Your answer is a single number: how many lines hold the word "algorithm"?

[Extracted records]
____________________

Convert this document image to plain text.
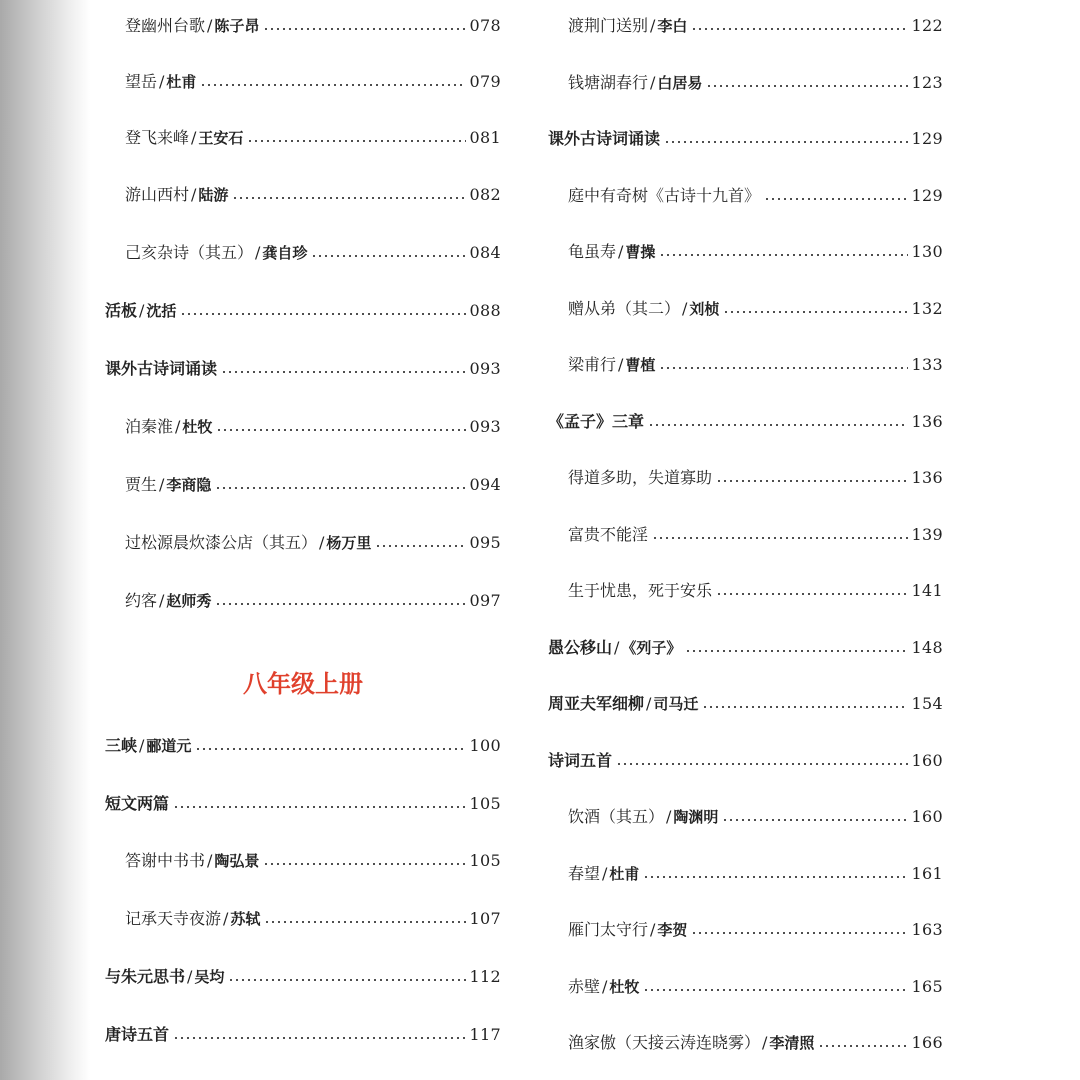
登幽州台歌 / 陈子昂	078
望岳 / 杜甫	079
登飞来峰 / 王安石	081
游山西村 / 陆游	082
己亥杂诗（其五） / 龚自珍	084
活板 / 沈括	088
课外古诗词诵读	093
泊秦淮 / 杜牧	093
贾生 / 李商隐	094
过松源晨炊漆公店（其五） / 杨万里	095
约客 / 赵师秀	097
三峡 / 郦道元	100
短文两篇	105
答谢中书书 / 陶弘景	105
记承天寺夜游 / 苏轼	107
与朱元思书 / 吴均	112
唐诗五首	117
八年级上册
渡荆门送别 / 李白	122
钱塘湖春行 / 白居易	123
课外古诗词诵读	129
庭中有奇树《古诗十九首》	129
龟虽寿 / 曹操	130
赠从弟（其二） / 刘桢	132
梁甫行 / 曹植	133
《孟子》三章	136
得道多助，失道寡助	136
富贵不能淫	139
生于忧患，死于安乐	141
愚公移山 / 《列子》	148
周亚夫军细柳 / 司马迁	154
诗词五首	160
饮酒（其五） / 陶渊明	160
春望 / 杜甫	161
雁门太守行 / 李贺	163
赤壁 / 杜牧	165
渔家傲（天接云涛连晓雾） / 李清照	166
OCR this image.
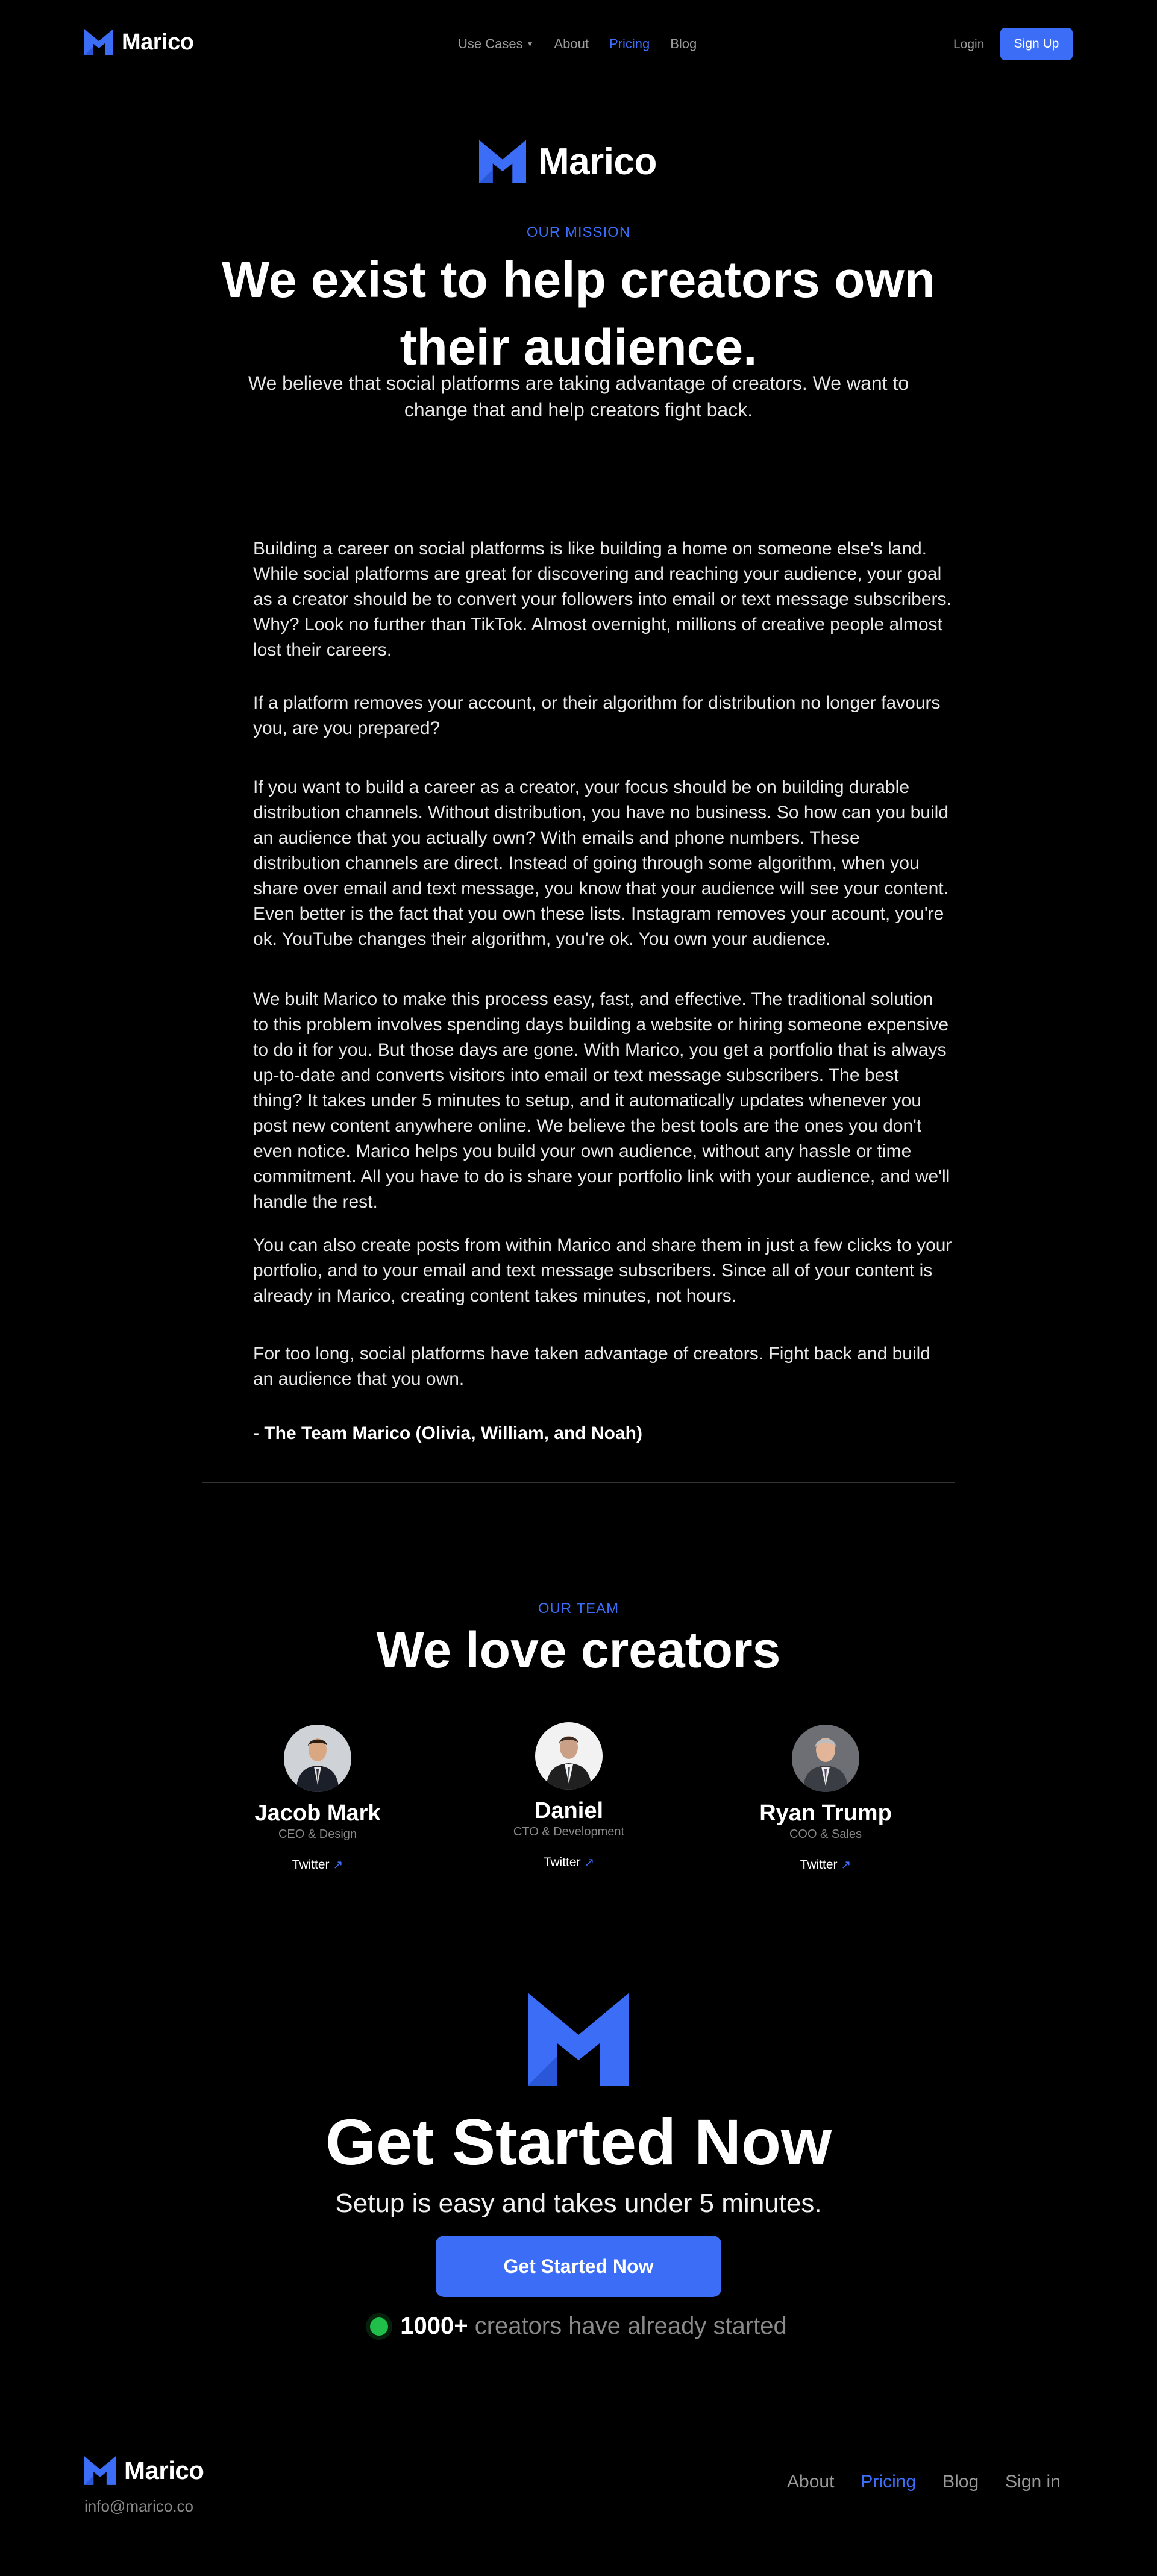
Marico	Use Cases ▼ About Pricing Blog	Login	Sign Up
Marico
OUR MISSION
We exist to help creators own their audience.

We believe that social platforms are taking advantage of creators. We want to change that and help creators fight back.

Building a career on social platforms is like building a home on someone else's land. While social platforms are great for discovering and reaching your audience, your goal as a creator should be to convert your followers into email or text message subscribers. Why? Look no further than TikTok. Almost overnight, millions of creative people almost lost their careers.

If a platform removes your account, or their algorithm for distribution no longer favours you, are you prepared?

If you want to build a career as a creator, your focus should be on building durable distribution channels. Without distribution, you have no business. So how can you build an audience that you actually own? With emails and phone numbers. These distribution channels are direct. Instead of going through some algorithm, when you share over email and text message, you know that your audience will see your content. Even better is the fact that you own these lists. Instagram removes your acount, you're ok. YouTube changes their algorithm, you're ok. You own your audience.

We built Marico to make this process easy, fast, and effective. The traditional solution to this problem involves spending days building a website or hiring someone expensive to do it for you. But those days are gone. With Marico, you get a portfolio that is always up-to-date and converts visitors into email or text message subscribers. The best thing? It takes under 5 minutes to setup, and it automatically updates whenever you post new content anywhere online. We believe the best tools are the ones you don't even notice. Marico helps you build your own audience, without any hassle or time commitment. All you have to do is share your portfolio link with your audience, and we'll handle the rest.

You can also create posts from within Marico and share them in just a few clicks to your portfolio, and to your email and text message subscribers. Since all of your content is already in Marico, creating content takes minutes, not hours.

For too long, social platforms have taken advantage of creators. Fight back and build an audience that you own.

- The Team Marico (Olivia, William, and Noah)

OUR TEAM
We love creators
Jacob Mark
CEO & Design
Twitter ↗
Daniel
CTO & Development
Twitter ↗
Ryan Trump
COO & Sales
Twitter ↗
Get Started Now

Setup is easy and takes under 5 minutes.

Get Started Now
1000+ creators have already started
Marico
info@marico.co
About Pricing Blog Sign in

____________________

## SOLUTION TO THE PROBLEM
2